# What is needed
Copy the data precisely, character for character, and leave out every picture.
----
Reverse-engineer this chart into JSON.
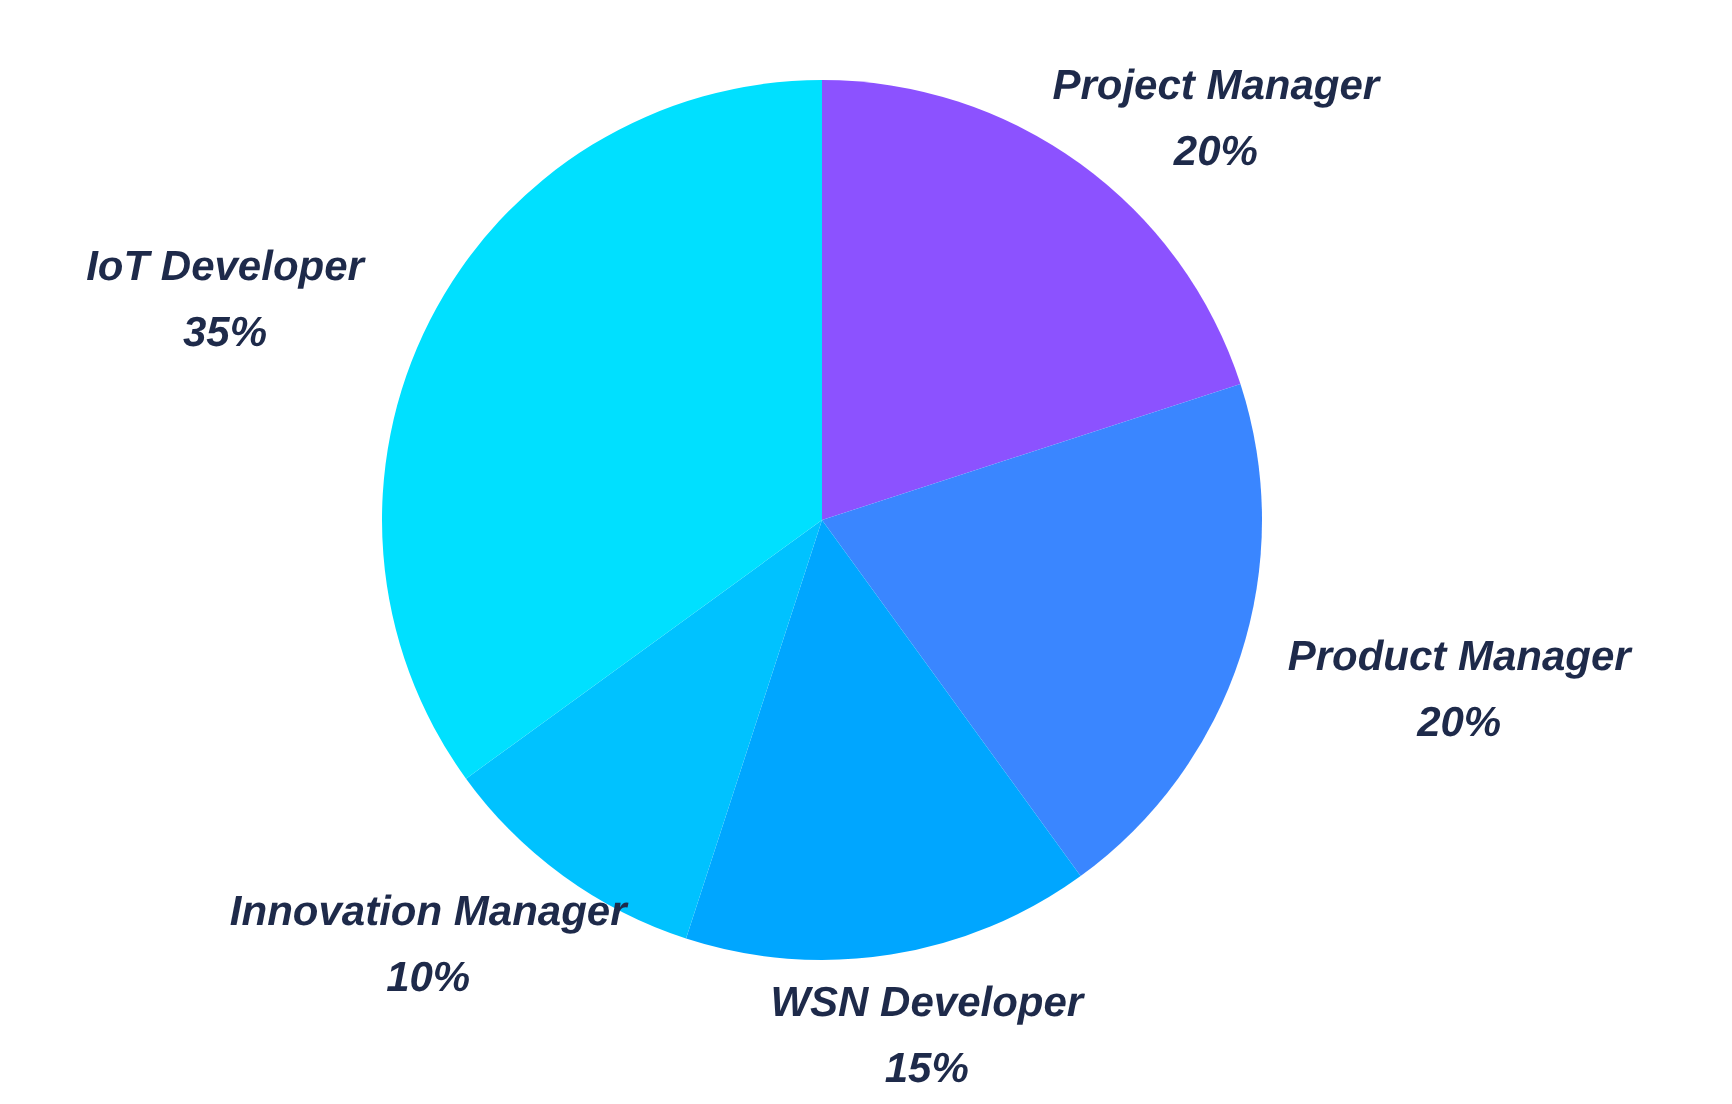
{
  "chart_data": {
    "type": "pie",
    "categories": [
      "Project Manager",
      "Product Manager",
      "WSN Developer",
      "Innovation Manager",
      "IoT Developer"
    ],
    "values": [
      20,
      20,
      15,
      10,
      35
    ],
    "value_labels": [
      "20%",
      "20%",
      "15%",
      "10%",
      "35%"
    ],
    "colors": [
      "#8c52ff",
      "#3a86ff",
      "#00a6ff",
      "#00c2ff",
      "#00e0ff"
    ]
  }
}
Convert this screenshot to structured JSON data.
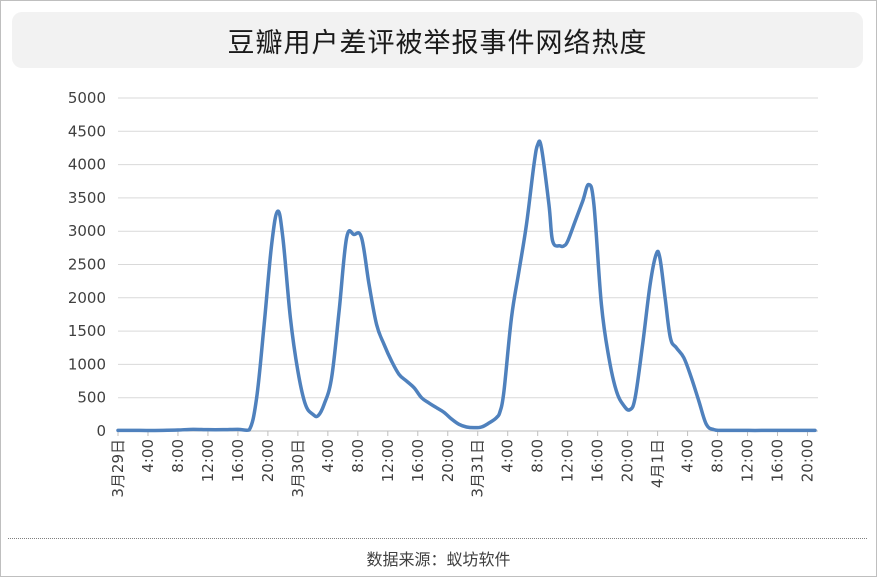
----
# Full solution
Reverse-engineer this chart into JSON.
{
  "chart_data": {
    "type": "pie",
    "categories": [
      "Project Manager",
      "Product Manager",
      "WSN Developer",
      "Innovation Manager",
      "IoT Developer"
    ],
    "values": [
      20,
      20,
      15,
      10,
      35
    ],
    "value_labels": [
      "20%",
      "20%",
      "15%",
      "10%",
      "35%"
    ],
    "colors": [
      "#8c52ff",
      "#3a86ff",
      "#00a6ff",
      "#00c2ff",
      "#00e0ff"
    ]
  }
}
Convert this screenshot to structured JSON data.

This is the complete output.